** Start of Dataset **

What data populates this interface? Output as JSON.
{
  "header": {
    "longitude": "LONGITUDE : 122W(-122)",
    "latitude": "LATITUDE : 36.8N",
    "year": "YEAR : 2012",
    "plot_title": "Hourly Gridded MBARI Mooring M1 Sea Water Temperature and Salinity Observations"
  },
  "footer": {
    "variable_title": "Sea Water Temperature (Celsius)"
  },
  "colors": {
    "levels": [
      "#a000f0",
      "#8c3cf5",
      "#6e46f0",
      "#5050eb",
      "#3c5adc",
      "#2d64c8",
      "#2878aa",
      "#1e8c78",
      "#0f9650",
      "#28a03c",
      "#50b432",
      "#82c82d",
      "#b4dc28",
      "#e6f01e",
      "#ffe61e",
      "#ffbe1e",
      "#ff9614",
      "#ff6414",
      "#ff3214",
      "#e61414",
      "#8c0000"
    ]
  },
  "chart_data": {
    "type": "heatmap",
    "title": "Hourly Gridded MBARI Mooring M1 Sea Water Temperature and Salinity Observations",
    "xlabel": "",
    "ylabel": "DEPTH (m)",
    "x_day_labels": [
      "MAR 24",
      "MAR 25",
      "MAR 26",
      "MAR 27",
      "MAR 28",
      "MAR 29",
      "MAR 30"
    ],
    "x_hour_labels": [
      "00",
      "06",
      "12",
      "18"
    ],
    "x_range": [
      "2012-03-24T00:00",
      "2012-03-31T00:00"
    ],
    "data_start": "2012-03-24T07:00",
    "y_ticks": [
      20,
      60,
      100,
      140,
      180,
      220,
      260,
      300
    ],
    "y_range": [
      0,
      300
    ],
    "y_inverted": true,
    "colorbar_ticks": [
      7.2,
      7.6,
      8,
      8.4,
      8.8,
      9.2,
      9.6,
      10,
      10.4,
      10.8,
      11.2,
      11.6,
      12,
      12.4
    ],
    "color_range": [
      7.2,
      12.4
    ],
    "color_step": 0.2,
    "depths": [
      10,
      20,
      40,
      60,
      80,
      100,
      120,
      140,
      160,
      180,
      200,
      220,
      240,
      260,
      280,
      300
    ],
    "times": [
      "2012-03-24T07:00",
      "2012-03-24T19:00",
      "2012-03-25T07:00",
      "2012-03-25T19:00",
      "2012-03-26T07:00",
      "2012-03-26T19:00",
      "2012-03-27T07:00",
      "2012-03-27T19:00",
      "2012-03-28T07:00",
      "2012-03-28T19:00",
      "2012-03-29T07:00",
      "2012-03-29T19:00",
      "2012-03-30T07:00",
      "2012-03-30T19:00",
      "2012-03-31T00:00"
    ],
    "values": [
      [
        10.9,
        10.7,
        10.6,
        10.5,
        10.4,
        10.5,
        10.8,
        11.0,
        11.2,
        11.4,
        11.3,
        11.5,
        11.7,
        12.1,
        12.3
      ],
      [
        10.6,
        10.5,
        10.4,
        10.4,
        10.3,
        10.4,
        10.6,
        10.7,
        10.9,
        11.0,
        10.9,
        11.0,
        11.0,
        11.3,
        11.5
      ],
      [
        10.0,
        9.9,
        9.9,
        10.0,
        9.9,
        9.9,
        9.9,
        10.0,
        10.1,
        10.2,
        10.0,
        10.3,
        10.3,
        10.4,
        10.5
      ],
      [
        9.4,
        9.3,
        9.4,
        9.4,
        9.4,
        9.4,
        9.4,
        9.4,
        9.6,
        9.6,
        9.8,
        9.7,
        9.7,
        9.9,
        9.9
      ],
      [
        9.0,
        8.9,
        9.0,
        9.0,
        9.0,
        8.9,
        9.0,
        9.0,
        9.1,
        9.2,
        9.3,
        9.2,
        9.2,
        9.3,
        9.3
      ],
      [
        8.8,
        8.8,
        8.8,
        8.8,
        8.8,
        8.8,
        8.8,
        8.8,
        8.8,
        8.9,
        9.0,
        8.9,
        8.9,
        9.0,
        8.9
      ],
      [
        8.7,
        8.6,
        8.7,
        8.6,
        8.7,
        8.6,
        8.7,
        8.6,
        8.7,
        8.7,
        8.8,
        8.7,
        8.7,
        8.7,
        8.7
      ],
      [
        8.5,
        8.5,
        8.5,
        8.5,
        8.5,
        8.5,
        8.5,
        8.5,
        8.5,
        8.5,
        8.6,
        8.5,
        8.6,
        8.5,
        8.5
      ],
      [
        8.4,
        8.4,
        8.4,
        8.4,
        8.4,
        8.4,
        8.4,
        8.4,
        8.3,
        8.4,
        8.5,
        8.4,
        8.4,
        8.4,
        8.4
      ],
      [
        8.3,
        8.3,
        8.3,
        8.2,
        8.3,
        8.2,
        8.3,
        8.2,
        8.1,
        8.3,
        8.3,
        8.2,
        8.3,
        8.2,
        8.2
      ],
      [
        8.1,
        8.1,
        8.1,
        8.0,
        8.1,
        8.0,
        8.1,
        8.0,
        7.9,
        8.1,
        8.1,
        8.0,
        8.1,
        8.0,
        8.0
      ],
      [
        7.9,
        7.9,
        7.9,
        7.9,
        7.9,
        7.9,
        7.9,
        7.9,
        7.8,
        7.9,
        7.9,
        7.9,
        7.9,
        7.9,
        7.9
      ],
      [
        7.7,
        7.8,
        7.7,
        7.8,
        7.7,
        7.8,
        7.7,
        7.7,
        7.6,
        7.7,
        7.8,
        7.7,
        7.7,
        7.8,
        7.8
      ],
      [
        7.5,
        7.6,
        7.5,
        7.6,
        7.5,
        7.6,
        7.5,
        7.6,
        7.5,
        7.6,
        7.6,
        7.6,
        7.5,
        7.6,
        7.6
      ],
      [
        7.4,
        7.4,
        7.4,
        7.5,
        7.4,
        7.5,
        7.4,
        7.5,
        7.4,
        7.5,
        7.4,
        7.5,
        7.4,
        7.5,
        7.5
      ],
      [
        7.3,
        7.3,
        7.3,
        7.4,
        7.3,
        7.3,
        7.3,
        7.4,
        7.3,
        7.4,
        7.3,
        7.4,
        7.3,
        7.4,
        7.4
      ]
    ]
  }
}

** End of Dataset **

Exercise details = Take the lines above and print them exactly.

Reply =
What data populates this interface? Output as JSON.
{
  "header": {
    "longitude": "LONGITUDE : 122W(-122)",
    "latitude": "LATITUDE : 36.8N",
    "year": "YEAR : 2012",
    "plot_title": "Hourly Gridded MBARI Mooring M1 Sea Water Temperature and Salinity Observations"
  },
  "footer": {
    "variable_title": "Sea Water Temperature (Celsius)"
  },
  "colors": {
    "levels": [
      "#a000f0",
      "#8c3cf5",
      "#6e46f0",
      "#5050eb",
      "#3c5adc",
      "#2d64c8",
      "#2878aa",
      "#1e8c78",
      "#0f9650",
      "#28a03c",
      "#50b432",
      "#82c82d",
      "#b4dc28",
      "#e6f01e",
      "#ffe61e",
      "#ffbe1e",
      "#ff9614",
      "#ff6414",
      "#ff3214",
      "#e61414",
      "#8c0000"
    ]
  },
  "chart_data": {
    "type": "heatmap",
    "title": "Hourly Gridded MBARI Mooring M1 Sea Water Temperature and Salinity Observations",
    "xlabel": "",
    "ylabel": "DEPTH (m)",
    "x_day_labels": [
      "MAR 24",
      "MAR 25",
      "MAR 26",
      "MAR 27",
      "MAR 28",
      "MAR 29",
      "MAR 30"
    ],
    "x_hour_labels": [
      "00",
      "06",
      "12",
      "18"
    ],
    "x_range": [
      "2012-03-24T00:00",
      "2012-03-31T00:00"
    ],
    "data_start": "2012-03-24T07:00",
    "y_ticks": [
      20,
      60,
      100,
      140,
      180,
      220,
      260,
      300
    ],
    "y_range": [
      0,
      300
    ],
    "y_inverted": true,
    "colorbar_ticks": [
      7.2,
      7.6,
      8,
      8.4,
      8.8,
      9.2,
      9.6,
      10,
      10.4,
      10.8,
      11.2,
      11.6,
      12,
      12.4
    ],
    "color_range": [
      7.2,
      12.4
    ],
    "color_step": 0.2,
    "depths": [
      10,
      20,
      40,
      60,
      80,
      100,
      120,
      140,
      160,
      180,
      200,
      220,
      240,
      260,
      280,
      300
    ],
    "times": [
      "2012-03-24T07:00",
      "2012-03-24T19:00",
      "2012-03-25T07:00",
      "2012-03-25T19:00",
      "2012-03-26T07:00",
      "2012-03-26T19:00",
      "2012-03-27T07:00",
      "2012-03-27T19:00",
      "2012-03-28T07:00",
      "2012-03-28T19:00",
      "2012-03-29T07:00",
      "2012-03-29T19:00",
      "2012-03-30T07:00",
      "2012-03-30T19:00",
      "2012-03-31T00:00"
    ],
    "values": [
      [
        10.9,
        10.7,
        10.6,
        10.5,
        10.4,
        10.5,
        10.8,
        11.0,
        11.2,
        11.4,
        11.3,
        11.5,
        11.7,
        12.1,
        12.3
      ],
      [
        10.6,
        10.5,
        10.4,
        10.4,
        10.3,
        10.4,
        10.6,
        10.7,
        10.9,
        11.0,
        10.9,
        11.0,
        11.0,
        11.3,
        11.5
      ],
      [
        10.0,
        9.9,
        9.9,
        10.0,
        9.9,
        9.9,
        9.9,
        10.0,
        10.1,
        10.2,
        10.0,
        10.3,
        10.3,
        10.4,
        10.5
      ],
      [
        9.4,
        9.3,
        9.4,
        9.4,
        9.4,
        9.4,
        9.4,
        9.4,
        9.6,
        9.6,
        9.8,
        9.7,
        9.7,
        9.9,
        9.9
      ],
      [
        9.0,
        8.9,
        9.0,
        9.0,
        9.0,
        8.9,
        9.0,
        9.0,
        9.1,
        9.2,
        9.3,
        9.2,
        9.2,
        9.3,
        9.3
      ],
      [
        8.8,
        8.8,
        8.8,
        8.8,
        8.8,
        8.8,
        8.8,
        8.8,
        8.8,
        8.9,
        9.0,
        8.9,
        8.9,
        9.0,
        8.9
      ],
      [
        8.7,
        8.6,
        8.7,
        8.6,
        8.7,
        8.6,
        8.7,
        8.6,
        8.7,
        8.7,
        8.8,
        8.7,
        8.7,
        8.7,
        8.7
      ],
      [
        8.5,
        8.5,
        8.5,
        8.5,
        8.5,
        8.5,
        8.5,
        8.5,
        8.5,
        8.5,
        8.6,
        8.5,
        8.6,
        8.5,
        8.5
      ],
      [
        8.4,
        8.4,
        8.4,
        8.4,
        8.4,
        8.4,
        8.4,
        8.4,
        8.3,
        8.4,
        8.5,
        8.4,
        8.4,
        8.4,
        8.4
      ],
      [
        8.3,
        8.3,
        8.3,
        8.2,
        8.3,
        8.2,
        8.3,
        8.2,
        8.1,
        8.3,
        8.3,
        8.2,
        8.3,
        8.2,
        8.2
      ],
      [
        8.1,
        8.1,
        8.1,
        8.0,
        8.1,
        8.0,
        8.1,
        8.0,
        7.9,
        8.1,
        8.1,
        8.0,
        8.1,
        8.0,
        8.0
      ],
      [
        7.9,
        7.9,
        7.9,
        7.9,
        7.9,
        7.9,
        7.9,
        7.9,
        7.8,
        7.9,
        7.9,
        7.9,
        7.9,
        7.9,
        7.9
      ],
      [
        7.7,
        7.8,
        7.7,
        7.8,
        7.7,
        7.8,
        7.7,
        7.7,
        7.6,
        7.7,
        7.8,
        7.7,
        7.7,
        7.8,
        7.8
      ],
      [
        7.5,
        7.6,
        7.5,
        7.6,
        7.5,
        7.6,
        7.5,
        7.6,
        7.5,
        7.6,
        7.6,
        7.6,
        7.5,
        7.6,
        7.6
      ],
      [
        7.4,
        7.4,
        7.4,
        7.5,
        7.4,
        7.5,
        7.4,
        7.5,
        7.4,
        7.5,
        7.4,
        7.5,
        7.4,
        7.5,
        7.5
      ],
      [
        7.3,
        7.3,
        7.3,
        7.4,
        7.3,
        7.3,
        7.3,
        7.4,
        7.3,
        7.4,
        7.3,
        7.4,
        7.3,
        7.4,
        7.4
      ]
    ]
  }
}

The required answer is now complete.